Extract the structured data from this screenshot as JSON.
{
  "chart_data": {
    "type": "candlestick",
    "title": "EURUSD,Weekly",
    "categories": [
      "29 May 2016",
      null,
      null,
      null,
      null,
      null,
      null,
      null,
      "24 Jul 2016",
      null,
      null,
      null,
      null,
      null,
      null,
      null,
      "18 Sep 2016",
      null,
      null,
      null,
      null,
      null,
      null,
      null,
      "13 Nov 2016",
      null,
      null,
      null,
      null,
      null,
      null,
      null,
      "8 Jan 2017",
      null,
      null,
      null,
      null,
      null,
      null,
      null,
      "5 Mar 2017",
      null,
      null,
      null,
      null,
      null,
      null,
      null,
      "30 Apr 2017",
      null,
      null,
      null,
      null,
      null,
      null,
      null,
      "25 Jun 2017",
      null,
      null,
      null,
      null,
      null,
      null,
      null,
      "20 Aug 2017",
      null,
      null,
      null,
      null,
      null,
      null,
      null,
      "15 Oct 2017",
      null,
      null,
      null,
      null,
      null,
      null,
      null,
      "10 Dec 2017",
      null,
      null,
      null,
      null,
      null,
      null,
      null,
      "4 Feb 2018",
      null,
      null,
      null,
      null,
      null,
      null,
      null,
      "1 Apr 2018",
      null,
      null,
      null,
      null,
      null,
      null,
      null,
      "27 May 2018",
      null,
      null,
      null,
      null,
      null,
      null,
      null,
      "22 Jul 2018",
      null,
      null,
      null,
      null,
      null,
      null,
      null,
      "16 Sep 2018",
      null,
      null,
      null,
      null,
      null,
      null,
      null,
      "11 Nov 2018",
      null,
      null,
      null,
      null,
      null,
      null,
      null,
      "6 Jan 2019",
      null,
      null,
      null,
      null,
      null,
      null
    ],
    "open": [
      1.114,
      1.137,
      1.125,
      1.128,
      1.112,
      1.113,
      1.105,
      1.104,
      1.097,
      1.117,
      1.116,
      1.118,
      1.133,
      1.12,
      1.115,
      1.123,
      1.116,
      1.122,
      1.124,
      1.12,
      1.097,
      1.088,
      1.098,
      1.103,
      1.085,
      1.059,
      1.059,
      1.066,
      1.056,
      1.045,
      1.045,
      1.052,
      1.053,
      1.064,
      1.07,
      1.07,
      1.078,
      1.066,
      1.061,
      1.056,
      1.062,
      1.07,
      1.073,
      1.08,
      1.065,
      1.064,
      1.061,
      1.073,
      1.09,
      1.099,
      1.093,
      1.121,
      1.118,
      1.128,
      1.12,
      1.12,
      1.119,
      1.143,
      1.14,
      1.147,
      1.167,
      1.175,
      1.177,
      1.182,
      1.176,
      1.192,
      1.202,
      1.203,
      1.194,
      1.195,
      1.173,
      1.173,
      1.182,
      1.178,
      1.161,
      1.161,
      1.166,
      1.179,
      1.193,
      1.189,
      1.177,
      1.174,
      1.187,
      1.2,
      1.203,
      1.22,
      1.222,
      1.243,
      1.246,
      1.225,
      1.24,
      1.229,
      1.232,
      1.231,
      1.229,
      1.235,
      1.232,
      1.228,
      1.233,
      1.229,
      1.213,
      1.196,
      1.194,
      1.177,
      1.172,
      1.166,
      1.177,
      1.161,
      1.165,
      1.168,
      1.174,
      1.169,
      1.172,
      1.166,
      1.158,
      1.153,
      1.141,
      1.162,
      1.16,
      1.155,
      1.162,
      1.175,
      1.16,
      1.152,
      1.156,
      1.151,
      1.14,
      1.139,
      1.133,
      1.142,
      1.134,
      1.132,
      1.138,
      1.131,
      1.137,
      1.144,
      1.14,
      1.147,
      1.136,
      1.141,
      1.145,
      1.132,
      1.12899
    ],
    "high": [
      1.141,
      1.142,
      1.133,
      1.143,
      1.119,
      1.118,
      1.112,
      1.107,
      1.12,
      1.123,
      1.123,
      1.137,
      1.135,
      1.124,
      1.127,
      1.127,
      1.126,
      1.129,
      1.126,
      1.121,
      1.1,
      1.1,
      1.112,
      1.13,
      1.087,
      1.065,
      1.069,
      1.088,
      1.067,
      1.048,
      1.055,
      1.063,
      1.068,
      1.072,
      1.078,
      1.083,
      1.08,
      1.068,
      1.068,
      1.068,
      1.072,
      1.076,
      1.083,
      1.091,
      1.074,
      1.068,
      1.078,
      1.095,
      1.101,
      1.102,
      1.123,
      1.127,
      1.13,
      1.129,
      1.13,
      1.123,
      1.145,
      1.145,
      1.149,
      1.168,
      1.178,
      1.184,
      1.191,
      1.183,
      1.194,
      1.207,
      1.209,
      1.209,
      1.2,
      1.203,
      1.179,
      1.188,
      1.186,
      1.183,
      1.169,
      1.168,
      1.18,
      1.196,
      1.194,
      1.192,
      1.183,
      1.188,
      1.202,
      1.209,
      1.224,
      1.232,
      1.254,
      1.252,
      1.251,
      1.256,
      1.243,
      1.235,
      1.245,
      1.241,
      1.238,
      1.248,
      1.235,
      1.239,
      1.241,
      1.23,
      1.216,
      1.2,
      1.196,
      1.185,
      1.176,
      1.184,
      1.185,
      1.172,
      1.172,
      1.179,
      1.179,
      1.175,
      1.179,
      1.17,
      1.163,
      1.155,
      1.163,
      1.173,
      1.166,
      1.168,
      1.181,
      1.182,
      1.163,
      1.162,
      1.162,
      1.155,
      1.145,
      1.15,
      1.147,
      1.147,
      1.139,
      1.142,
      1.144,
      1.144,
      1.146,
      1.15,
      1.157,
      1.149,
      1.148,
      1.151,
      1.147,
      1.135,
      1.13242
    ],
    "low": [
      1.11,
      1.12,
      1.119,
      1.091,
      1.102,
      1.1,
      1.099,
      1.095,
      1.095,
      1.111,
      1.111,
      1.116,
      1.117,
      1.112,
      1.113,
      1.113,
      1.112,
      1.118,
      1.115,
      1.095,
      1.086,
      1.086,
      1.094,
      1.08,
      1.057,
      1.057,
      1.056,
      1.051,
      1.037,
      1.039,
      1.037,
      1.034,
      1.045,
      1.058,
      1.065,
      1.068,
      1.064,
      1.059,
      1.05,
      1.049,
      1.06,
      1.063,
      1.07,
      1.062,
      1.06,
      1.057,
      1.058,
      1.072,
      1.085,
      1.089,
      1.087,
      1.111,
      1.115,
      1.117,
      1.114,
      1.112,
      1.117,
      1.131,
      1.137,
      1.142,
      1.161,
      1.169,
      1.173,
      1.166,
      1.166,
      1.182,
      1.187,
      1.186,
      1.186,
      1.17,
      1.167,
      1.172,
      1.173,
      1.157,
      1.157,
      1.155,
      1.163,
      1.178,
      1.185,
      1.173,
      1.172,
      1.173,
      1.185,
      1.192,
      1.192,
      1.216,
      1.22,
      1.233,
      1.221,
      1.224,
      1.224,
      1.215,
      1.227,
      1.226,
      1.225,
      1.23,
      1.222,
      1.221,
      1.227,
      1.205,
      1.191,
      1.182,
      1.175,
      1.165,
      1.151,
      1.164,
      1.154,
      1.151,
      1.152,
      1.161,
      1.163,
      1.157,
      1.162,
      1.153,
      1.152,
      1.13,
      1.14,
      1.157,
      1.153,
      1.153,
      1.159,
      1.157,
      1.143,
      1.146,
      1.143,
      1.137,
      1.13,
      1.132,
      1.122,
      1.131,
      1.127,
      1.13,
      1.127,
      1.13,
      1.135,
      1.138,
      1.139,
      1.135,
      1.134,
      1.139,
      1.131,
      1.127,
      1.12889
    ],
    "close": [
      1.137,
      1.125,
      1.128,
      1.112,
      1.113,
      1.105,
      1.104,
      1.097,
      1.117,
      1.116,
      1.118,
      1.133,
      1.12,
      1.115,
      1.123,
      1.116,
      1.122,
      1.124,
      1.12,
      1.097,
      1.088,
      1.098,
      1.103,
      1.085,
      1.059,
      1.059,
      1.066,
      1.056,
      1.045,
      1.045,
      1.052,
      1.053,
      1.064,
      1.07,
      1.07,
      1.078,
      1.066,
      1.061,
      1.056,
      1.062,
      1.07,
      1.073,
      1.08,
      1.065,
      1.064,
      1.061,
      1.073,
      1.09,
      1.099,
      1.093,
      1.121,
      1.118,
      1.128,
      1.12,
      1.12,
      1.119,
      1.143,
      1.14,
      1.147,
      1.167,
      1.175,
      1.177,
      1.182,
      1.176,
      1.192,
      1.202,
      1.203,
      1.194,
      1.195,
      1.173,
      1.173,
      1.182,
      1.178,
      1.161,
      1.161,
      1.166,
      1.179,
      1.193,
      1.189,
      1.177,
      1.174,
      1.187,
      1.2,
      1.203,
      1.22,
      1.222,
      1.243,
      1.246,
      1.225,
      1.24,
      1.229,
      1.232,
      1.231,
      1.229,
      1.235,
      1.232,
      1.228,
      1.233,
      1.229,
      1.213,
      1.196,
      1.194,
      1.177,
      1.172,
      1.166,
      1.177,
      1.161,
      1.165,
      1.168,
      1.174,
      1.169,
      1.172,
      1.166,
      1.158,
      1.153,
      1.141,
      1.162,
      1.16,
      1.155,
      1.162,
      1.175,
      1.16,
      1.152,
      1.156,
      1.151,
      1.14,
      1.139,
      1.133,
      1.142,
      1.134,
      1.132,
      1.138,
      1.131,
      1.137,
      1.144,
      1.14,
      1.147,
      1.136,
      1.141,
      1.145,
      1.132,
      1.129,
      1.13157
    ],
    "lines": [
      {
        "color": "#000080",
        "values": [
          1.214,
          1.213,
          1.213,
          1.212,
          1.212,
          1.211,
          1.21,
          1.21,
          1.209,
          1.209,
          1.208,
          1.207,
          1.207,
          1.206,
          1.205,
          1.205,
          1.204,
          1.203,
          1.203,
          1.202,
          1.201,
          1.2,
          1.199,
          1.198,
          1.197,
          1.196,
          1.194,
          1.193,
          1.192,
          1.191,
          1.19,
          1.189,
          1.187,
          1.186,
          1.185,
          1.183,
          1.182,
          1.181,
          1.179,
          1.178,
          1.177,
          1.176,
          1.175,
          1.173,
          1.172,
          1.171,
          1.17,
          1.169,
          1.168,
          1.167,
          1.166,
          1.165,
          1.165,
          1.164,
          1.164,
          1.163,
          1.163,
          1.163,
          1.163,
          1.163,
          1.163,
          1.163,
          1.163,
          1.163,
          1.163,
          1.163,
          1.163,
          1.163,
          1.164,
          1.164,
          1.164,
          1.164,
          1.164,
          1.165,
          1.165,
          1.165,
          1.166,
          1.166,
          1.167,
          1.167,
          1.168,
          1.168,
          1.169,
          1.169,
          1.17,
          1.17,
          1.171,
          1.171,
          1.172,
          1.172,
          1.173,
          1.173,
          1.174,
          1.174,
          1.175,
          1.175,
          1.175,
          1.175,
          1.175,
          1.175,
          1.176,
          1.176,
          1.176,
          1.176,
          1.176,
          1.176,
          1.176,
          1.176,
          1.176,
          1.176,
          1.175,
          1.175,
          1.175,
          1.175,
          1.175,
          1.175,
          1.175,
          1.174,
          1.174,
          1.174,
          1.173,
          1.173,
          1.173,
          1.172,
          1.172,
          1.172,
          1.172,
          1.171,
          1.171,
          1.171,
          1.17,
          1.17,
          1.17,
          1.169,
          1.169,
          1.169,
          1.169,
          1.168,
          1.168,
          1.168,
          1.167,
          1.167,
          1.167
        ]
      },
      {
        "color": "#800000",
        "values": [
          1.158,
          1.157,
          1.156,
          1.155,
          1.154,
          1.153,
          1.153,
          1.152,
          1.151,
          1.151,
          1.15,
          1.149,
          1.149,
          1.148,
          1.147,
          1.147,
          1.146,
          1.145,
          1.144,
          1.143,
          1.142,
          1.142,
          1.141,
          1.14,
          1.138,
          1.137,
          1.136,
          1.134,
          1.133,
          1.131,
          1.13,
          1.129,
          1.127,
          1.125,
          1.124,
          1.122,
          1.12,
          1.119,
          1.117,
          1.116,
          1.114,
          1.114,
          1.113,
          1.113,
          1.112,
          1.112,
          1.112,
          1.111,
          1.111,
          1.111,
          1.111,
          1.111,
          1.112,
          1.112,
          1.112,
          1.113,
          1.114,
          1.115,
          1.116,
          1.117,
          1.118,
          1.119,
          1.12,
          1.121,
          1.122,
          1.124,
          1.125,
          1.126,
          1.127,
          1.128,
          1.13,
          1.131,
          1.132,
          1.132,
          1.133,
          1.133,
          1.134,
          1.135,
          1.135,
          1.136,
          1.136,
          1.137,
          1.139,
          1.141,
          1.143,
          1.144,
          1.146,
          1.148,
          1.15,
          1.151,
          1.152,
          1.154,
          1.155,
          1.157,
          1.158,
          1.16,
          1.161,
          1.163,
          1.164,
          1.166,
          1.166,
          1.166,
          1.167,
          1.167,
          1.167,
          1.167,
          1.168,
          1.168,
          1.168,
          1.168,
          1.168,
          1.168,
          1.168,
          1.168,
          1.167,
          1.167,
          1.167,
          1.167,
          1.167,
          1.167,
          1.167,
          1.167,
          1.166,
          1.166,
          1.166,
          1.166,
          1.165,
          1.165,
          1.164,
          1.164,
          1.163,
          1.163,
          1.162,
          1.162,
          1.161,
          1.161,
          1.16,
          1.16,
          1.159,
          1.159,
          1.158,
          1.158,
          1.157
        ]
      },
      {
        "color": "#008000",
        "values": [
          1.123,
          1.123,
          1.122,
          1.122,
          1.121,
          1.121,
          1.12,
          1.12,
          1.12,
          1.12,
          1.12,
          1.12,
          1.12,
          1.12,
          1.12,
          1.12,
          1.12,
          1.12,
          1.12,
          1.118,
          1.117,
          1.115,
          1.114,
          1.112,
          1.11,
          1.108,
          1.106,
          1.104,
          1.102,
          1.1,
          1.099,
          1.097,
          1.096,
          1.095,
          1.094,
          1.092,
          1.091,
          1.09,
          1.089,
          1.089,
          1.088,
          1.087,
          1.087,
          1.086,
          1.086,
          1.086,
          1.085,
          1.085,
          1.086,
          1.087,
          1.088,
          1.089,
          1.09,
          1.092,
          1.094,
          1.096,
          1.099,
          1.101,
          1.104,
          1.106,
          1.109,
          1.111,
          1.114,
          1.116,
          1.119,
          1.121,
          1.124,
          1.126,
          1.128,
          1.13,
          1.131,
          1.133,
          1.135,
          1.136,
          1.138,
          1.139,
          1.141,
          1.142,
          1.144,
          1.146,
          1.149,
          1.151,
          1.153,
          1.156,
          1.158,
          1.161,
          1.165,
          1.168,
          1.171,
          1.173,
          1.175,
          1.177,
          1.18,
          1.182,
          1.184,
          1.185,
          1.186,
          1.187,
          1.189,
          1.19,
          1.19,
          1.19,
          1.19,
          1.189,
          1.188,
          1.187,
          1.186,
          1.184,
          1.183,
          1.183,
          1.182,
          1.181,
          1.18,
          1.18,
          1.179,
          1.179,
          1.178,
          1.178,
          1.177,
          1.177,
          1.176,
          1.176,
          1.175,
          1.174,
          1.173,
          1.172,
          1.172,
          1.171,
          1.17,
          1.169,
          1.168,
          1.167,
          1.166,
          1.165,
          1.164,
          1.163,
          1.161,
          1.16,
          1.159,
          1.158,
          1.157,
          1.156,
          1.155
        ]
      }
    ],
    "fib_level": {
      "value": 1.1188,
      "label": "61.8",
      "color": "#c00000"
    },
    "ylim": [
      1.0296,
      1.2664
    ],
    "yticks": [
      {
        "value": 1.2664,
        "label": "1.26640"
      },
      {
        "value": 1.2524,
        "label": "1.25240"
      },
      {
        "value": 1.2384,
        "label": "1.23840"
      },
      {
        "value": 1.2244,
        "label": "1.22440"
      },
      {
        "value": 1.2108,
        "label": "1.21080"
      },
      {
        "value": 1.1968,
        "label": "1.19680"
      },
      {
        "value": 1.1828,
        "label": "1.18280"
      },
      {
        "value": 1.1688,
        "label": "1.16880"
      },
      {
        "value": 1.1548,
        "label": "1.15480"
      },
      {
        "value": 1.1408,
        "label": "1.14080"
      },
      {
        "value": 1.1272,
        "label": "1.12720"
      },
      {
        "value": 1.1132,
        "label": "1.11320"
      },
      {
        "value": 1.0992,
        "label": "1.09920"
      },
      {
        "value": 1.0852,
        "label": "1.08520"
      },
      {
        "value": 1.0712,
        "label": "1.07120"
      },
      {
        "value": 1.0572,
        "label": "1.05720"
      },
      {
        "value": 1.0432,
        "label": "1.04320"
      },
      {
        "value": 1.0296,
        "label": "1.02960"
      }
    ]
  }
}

--- PROBLEM DETAILS ---
Extract each line holding the word "color" from the records.

--- SOLUTION TO THIS TASK ---
        "color": "#000080",
        "color": "#800000",
        "color": "#008000",
      "color": "#c00000"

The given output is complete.